§ **WHAT THIS TASK INVOLVES**: Every line that contains the word "категорий" should be copied out.

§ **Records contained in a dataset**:
####

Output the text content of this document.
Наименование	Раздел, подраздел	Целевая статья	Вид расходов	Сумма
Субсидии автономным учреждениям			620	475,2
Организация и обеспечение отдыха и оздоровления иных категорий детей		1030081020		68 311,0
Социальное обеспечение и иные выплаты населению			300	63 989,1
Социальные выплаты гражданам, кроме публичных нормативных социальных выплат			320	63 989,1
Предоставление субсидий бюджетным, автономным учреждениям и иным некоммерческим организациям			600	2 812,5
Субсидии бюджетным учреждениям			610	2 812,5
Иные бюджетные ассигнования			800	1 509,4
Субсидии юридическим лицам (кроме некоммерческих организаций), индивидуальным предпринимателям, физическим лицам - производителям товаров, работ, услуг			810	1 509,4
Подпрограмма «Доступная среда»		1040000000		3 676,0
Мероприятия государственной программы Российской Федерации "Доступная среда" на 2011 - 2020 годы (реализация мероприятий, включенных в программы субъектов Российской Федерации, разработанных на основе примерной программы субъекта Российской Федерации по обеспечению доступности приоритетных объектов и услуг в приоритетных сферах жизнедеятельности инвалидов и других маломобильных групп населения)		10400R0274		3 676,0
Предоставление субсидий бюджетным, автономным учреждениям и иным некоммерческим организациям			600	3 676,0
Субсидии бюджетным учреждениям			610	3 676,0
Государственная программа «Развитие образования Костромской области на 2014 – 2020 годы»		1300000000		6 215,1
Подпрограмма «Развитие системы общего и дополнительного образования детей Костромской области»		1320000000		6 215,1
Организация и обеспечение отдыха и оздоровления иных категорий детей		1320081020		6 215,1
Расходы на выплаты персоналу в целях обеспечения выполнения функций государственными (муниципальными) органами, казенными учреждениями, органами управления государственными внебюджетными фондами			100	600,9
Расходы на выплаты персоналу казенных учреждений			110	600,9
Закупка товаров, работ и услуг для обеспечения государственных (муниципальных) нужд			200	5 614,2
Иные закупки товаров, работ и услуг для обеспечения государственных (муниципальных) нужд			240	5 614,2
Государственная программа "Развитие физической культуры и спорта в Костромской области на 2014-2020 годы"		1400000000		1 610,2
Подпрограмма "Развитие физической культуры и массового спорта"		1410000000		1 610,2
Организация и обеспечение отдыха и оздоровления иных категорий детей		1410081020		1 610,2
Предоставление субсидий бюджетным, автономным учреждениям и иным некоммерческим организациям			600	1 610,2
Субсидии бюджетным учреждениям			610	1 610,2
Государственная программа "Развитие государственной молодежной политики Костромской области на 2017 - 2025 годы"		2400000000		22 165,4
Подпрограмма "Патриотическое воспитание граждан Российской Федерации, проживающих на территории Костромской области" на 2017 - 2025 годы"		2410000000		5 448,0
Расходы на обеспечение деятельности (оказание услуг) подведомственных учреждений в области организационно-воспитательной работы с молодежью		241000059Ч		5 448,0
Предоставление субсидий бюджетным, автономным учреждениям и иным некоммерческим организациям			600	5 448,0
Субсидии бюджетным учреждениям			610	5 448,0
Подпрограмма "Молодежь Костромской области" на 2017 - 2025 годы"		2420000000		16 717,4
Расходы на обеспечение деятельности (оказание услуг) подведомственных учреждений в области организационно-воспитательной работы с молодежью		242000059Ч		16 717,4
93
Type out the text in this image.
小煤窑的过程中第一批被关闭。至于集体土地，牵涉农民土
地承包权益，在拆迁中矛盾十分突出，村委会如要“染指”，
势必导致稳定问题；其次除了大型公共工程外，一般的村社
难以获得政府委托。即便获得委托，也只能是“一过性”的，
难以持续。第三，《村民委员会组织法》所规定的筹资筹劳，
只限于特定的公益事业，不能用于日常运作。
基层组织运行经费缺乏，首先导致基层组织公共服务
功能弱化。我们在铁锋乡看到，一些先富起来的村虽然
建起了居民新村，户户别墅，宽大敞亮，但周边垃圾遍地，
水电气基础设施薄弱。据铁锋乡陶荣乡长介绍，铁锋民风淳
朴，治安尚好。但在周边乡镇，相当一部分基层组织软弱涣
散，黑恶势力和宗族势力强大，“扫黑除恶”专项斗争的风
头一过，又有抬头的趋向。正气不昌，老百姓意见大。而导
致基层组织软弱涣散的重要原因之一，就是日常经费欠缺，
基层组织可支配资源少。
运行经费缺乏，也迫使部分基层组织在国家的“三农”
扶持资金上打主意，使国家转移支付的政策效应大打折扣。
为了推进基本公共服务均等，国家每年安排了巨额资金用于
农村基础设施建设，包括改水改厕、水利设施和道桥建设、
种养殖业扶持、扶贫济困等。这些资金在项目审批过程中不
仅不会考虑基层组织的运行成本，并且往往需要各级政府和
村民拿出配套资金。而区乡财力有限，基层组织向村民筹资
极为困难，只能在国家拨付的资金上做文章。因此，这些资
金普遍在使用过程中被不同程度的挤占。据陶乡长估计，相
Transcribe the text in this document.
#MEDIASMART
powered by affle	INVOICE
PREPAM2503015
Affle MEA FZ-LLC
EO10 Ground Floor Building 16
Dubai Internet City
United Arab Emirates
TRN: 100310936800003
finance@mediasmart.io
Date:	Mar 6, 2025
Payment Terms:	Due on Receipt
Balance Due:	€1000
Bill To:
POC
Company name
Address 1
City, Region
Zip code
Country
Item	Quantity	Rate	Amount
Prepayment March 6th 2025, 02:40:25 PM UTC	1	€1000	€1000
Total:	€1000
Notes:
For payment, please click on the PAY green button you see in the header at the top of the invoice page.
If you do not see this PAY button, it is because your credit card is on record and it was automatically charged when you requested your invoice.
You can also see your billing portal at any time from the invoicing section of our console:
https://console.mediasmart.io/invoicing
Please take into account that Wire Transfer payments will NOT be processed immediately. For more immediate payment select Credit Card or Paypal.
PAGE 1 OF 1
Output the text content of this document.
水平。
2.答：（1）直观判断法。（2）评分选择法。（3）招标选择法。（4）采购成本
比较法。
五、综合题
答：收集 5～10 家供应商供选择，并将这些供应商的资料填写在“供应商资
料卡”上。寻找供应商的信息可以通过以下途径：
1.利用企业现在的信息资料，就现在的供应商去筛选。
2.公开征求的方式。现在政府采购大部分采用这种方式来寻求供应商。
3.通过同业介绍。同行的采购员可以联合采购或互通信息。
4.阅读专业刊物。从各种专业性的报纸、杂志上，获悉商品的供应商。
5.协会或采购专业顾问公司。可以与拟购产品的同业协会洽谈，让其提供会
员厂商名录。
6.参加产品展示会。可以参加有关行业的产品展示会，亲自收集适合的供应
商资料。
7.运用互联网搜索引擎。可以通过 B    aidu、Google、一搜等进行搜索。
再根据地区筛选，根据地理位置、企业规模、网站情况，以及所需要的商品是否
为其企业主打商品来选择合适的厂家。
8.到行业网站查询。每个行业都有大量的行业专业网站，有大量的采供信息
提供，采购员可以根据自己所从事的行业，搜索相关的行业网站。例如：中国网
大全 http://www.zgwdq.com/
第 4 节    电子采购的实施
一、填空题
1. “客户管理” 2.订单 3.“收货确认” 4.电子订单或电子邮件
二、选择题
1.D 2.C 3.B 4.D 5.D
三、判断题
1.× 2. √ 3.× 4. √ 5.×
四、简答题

####

§ **RESPONSE TO THE EXERCISE**:
Организация и обеспечение отдыха и оздоровления иных категорий детей		1030081020		68 311,0
Организация и обеспечение отдыха и оздоровления иных категорий детей		1320081020		6 215,1
Организация и обеспечение отдыха и оздоровления иных категорий детей		1410081020		1 610,2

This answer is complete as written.